The request: Which lines hold the word "Australia"? Copy each one.

(Figure record listings)

◆ ◆ ◆ ◆

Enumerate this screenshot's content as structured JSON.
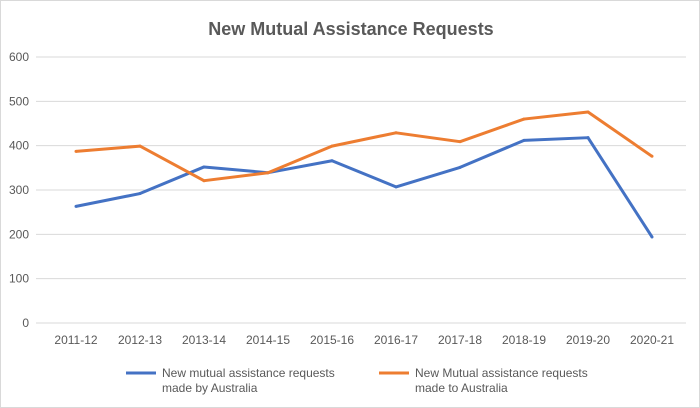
{
  "chart_data": {
    "type": "line",
    "title": "New Mutual Assistance Requests",
    "xlabel": "",
    "ylabel": "",
    "categories": [
      "2011-12",
      "2012-13",
      "2013-14",
      "2014-15",
      "2015-16",
      "2016-17",
      "2017-18",
      "2018-19",
      "2019-20",
      "2020-21"
    ],
    "ylim": [
      0,
      600
    ],
    "yticks": [
      0,
      100,
      200,
      300,
      400,
      500,
      600
    ],
    "grid": true,
    "legend_position": "bottom",
    "series": [
      {
        "name": "New mutual assistance requests made by Australia",
        "legend_lines": [
          "New mutual assistance requests",
          "made by Australia"
        ],
        "color": "#4472c4",
        "values": [
          263,
          292,
          352,
          339,
          366,
          307,
          351,
          412,
          418,
          194
        ]
      },
      {
        "name": "New Mutual assistance requests made to Australia",
        "legend_lines": [
          "New Mutual assistance requests",
          "made to Australia"
        ],
        "color": "#ed7d31",
        "values": [
          387,
          399,
          321,
          339,
          399,
          429,
          409,
          460,
          476,
          376
        ]
      }
    ]
  }
}
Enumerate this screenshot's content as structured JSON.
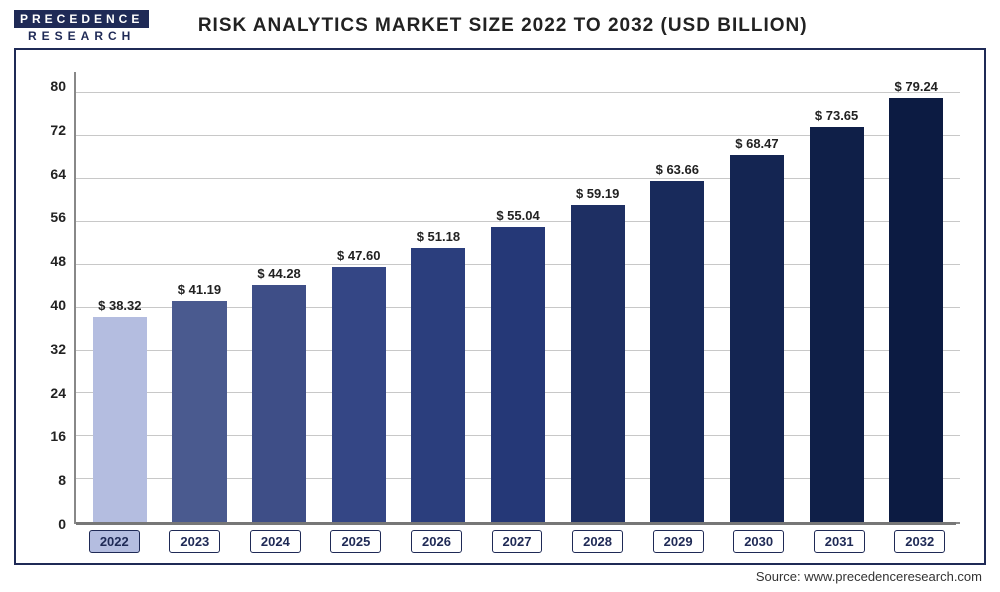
{
  "logo": {
    "top": "PRECEDENCE",
    "bottom": "RESEARCH"
  },
  "title": "RISK ANALYTICS MARKET SIZE 2022 TO 2032 (USD BILLION)",
  "source": "Source: www.precedenceresearch.com",
  "chart": {
    "type": "bar",
    "ylim": [
      0,
      84
    ],
    "yticks": [
      0,
      8,
      16,
      24,
      32,
      40,
      48,
      56,
      64,
      72,
      80
    ],
    "grid_color": "#c8c8c8",
    "axis_color": "#888888",
    "frame_color": "#1f2a56",
    "background_color": "#ffffff",
    "label_fontsize": 13,
    "bar_width": 0.68,
    "categories": [
      "2022",
      "2023",
      "2024",
      "2025",
      "2026",
      "2027",
      "2028",
      "2029",
      "2030",
      "2031",
      "2032"
    ],
    "category_highlight": 0,
    "currency_prefix": "$ ",
    "values": [
      38.32,
      41.19,
      44.28,
      47.6,
      51.18,
      55.04,
      59.19,
      63.66,
      68.47,
      73.65,
      79.24
    ],
    "bar_colors": [
      "#b4bde0",
      "#4a5a8f",
      "#3e4e87",
      "#344685",
      "#2b3e7d",
      "#253877",
      "#1e2f63",
      "#182a5b",
      "#142552",
      "#0f1f48",
      "#0c1b42"
    ],
    "x_label_highlight_bg": "#b4bde0"
  }
}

◆ ◆ ◆ ◆

Exercise response:
        "name": "New mutual assistance requests made by Australia",
          "made by Australia"
        "name": "New Mutual assistance requests made to Australia",
          "made to Australia"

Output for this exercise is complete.